### Work task
Below are records; report the number of lines in them that include the word "verhaal", with no other text.

(Data shown Opens)

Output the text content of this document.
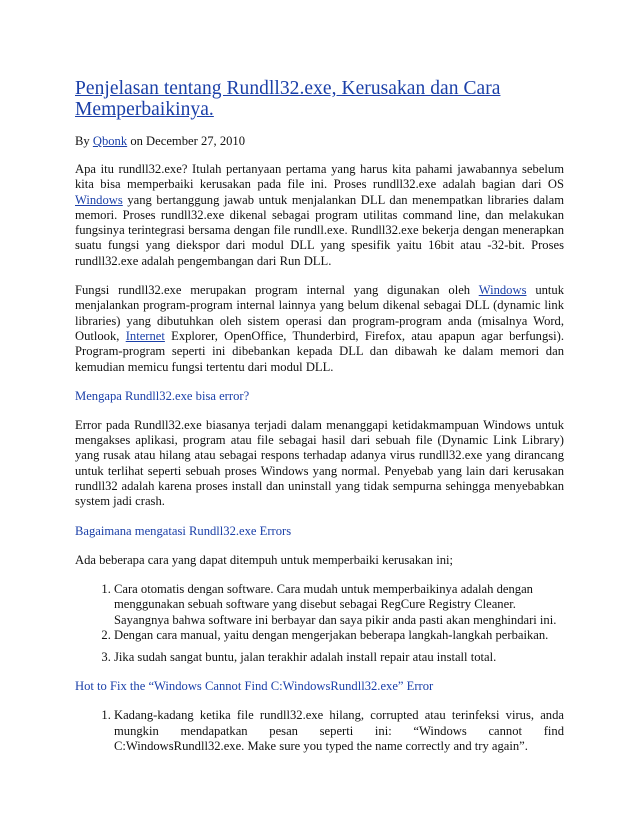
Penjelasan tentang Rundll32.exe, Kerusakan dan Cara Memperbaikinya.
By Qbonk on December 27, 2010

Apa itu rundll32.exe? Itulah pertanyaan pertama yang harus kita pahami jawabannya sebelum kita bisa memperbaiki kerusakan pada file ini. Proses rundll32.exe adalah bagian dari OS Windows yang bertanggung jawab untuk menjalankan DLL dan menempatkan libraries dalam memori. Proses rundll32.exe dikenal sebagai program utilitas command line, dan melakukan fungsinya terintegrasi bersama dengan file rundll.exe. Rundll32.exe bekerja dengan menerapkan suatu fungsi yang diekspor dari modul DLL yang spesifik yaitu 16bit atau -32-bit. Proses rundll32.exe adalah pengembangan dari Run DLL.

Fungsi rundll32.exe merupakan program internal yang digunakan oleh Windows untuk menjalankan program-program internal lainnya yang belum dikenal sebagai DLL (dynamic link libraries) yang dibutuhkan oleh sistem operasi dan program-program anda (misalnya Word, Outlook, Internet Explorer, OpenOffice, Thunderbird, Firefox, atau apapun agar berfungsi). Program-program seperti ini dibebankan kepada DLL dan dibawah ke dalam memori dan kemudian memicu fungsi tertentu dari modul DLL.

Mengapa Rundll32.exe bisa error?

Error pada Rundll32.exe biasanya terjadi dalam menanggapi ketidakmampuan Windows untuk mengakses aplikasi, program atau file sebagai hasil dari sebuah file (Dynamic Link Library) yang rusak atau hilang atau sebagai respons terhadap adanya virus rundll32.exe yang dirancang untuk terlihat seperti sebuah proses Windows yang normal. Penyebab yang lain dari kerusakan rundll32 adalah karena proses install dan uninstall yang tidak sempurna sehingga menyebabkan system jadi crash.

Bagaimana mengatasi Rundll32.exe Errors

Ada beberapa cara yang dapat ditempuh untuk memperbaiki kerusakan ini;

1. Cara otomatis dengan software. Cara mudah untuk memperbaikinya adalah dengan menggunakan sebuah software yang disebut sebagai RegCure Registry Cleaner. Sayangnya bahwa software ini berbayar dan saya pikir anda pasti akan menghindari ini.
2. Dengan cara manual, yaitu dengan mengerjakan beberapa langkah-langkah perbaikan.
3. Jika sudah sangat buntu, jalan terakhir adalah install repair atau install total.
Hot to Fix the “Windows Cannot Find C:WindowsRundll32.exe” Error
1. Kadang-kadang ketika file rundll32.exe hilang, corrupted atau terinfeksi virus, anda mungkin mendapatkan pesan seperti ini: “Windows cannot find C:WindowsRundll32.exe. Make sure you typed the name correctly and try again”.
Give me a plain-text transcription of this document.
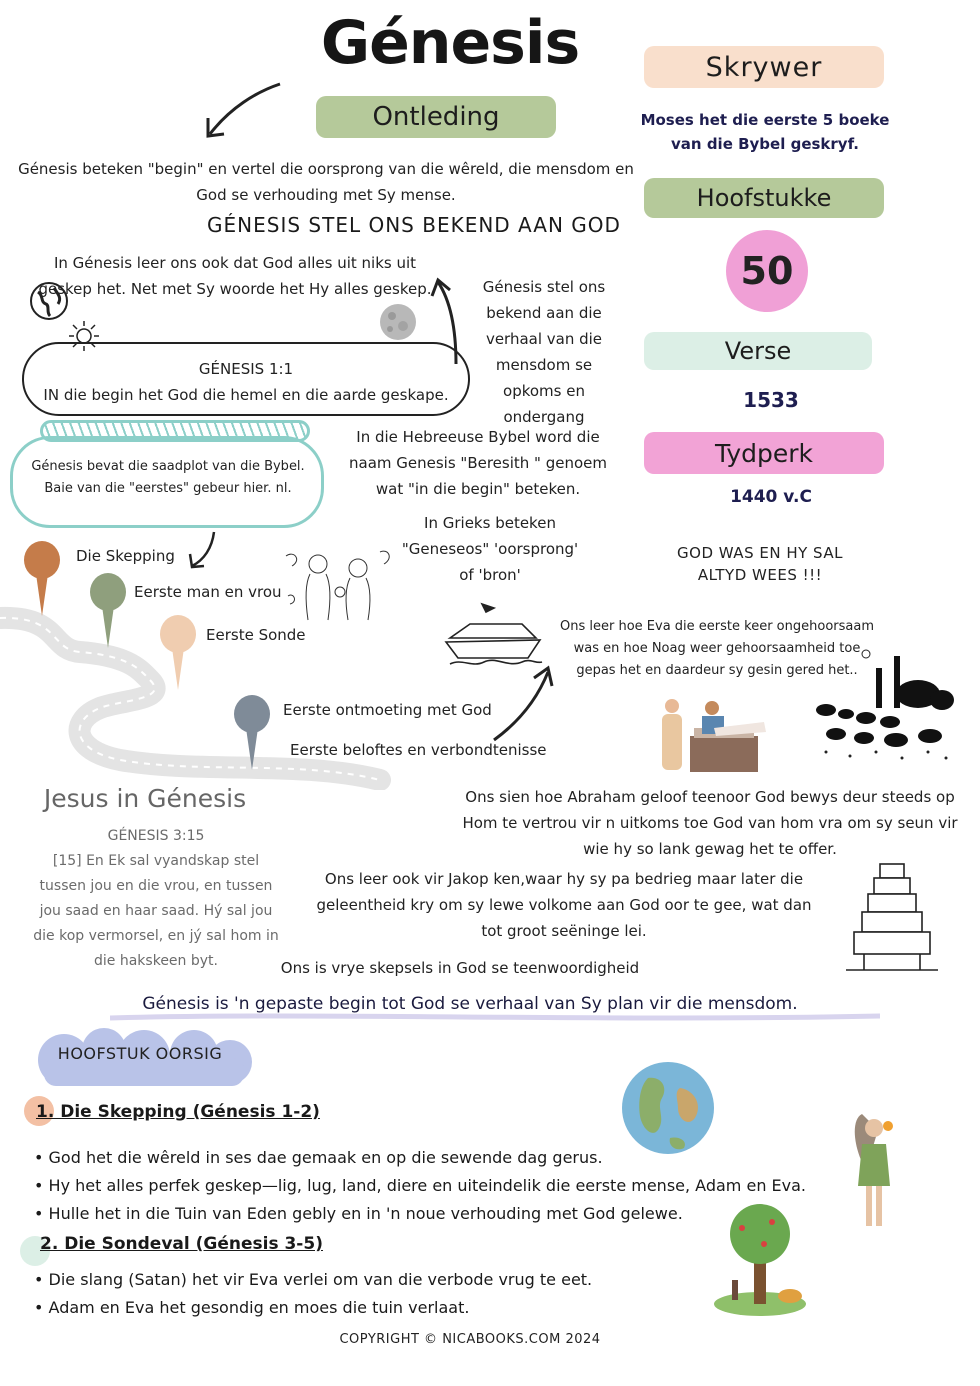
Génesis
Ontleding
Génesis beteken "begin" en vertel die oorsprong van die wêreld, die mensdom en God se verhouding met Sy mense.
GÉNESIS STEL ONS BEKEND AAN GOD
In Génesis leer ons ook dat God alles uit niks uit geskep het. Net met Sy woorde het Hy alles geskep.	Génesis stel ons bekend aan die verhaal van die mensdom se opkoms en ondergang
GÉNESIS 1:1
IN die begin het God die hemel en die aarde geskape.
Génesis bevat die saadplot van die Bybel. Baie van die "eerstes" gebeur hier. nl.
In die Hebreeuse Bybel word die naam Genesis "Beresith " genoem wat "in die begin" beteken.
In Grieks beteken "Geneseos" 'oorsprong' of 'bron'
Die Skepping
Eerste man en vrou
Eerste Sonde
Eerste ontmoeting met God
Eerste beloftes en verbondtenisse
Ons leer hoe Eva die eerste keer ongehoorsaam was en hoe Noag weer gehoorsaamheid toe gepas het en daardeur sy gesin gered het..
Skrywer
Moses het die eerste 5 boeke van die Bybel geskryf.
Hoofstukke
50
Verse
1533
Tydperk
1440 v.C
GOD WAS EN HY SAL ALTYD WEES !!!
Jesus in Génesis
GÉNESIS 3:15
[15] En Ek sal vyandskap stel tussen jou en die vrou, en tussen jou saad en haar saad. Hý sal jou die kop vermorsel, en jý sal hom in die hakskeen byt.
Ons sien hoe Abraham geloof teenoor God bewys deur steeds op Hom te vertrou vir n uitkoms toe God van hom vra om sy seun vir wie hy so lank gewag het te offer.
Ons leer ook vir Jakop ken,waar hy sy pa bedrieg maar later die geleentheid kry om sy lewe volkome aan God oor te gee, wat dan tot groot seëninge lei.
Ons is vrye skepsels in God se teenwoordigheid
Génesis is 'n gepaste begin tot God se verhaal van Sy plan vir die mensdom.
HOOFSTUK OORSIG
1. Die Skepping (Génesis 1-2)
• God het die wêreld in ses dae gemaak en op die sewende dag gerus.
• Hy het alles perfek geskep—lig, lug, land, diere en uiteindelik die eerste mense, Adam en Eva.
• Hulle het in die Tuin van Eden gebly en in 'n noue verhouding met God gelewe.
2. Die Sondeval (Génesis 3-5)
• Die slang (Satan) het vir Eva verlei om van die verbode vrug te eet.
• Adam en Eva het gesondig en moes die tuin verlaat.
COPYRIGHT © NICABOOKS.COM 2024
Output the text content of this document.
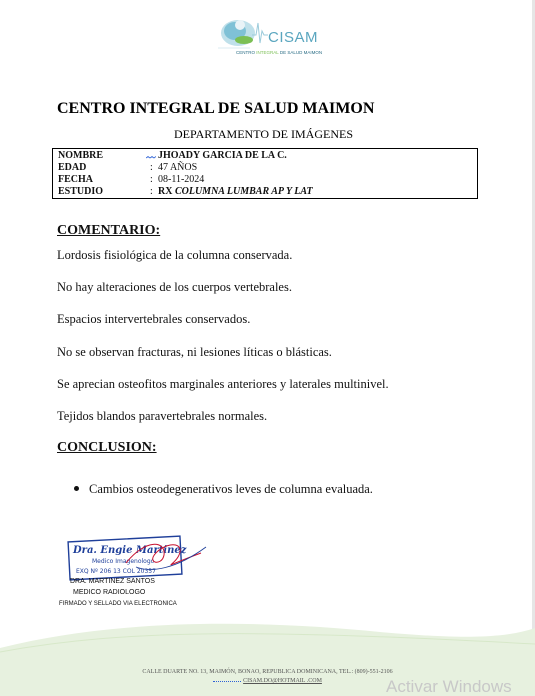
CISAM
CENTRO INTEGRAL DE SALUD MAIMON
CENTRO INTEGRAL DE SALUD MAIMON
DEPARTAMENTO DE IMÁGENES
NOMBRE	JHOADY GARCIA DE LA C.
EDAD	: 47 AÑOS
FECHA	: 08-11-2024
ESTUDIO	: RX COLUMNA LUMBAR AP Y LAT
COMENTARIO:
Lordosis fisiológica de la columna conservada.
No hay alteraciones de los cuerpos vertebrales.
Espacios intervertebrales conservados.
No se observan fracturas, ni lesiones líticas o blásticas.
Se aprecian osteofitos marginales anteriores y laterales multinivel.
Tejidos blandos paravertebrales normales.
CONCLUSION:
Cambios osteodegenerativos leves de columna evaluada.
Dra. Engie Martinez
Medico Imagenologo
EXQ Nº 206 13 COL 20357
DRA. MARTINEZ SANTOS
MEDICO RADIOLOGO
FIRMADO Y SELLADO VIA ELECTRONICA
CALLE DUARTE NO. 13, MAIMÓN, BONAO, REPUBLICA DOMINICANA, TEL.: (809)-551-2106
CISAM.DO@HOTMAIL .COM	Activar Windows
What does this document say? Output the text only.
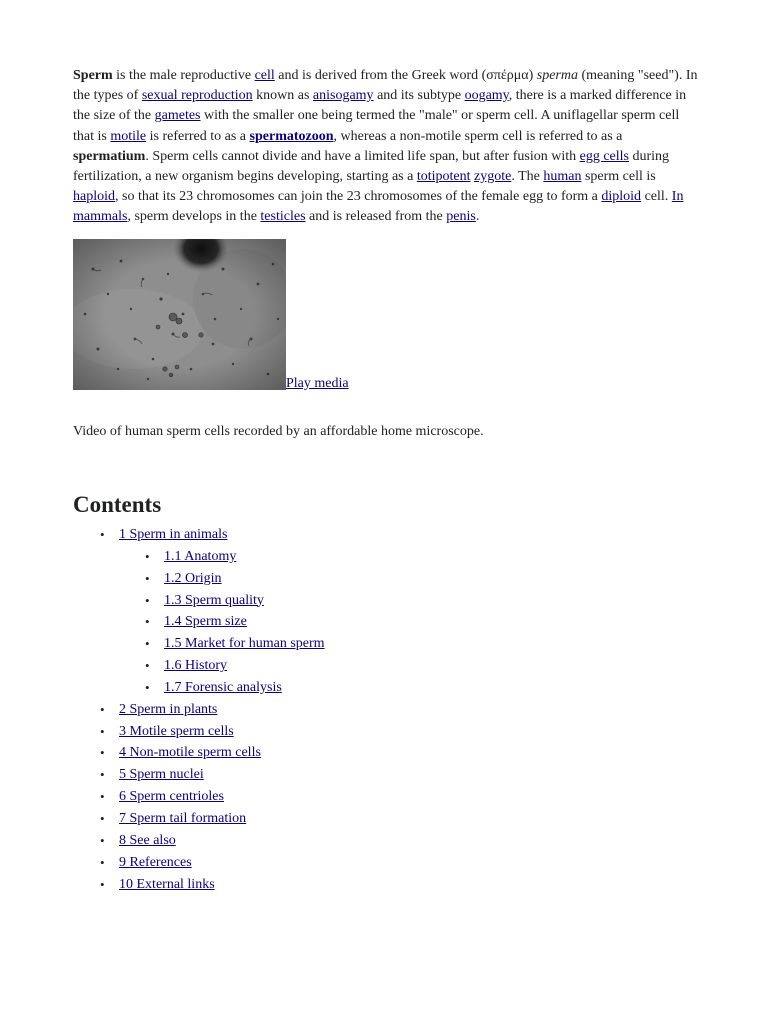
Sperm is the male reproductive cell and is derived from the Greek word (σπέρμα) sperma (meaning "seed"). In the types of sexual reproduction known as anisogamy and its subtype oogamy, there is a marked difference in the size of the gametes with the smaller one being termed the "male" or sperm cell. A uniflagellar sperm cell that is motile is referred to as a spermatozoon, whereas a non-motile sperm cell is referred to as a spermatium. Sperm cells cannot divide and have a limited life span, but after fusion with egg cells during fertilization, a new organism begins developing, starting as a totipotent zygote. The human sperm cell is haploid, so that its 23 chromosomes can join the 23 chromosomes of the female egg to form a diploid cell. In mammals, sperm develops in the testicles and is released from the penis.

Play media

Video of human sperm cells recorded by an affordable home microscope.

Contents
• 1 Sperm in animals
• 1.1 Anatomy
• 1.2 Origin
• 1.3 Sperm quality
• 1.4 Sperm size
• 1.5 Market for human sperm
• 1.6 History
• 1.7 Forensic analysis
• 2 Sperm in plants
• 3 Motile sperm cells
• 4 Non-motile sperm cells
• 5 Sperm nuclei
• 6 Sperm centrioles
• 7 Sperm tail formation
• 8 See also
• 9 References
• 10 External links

(Data shown Closes)

### Exercise solution
2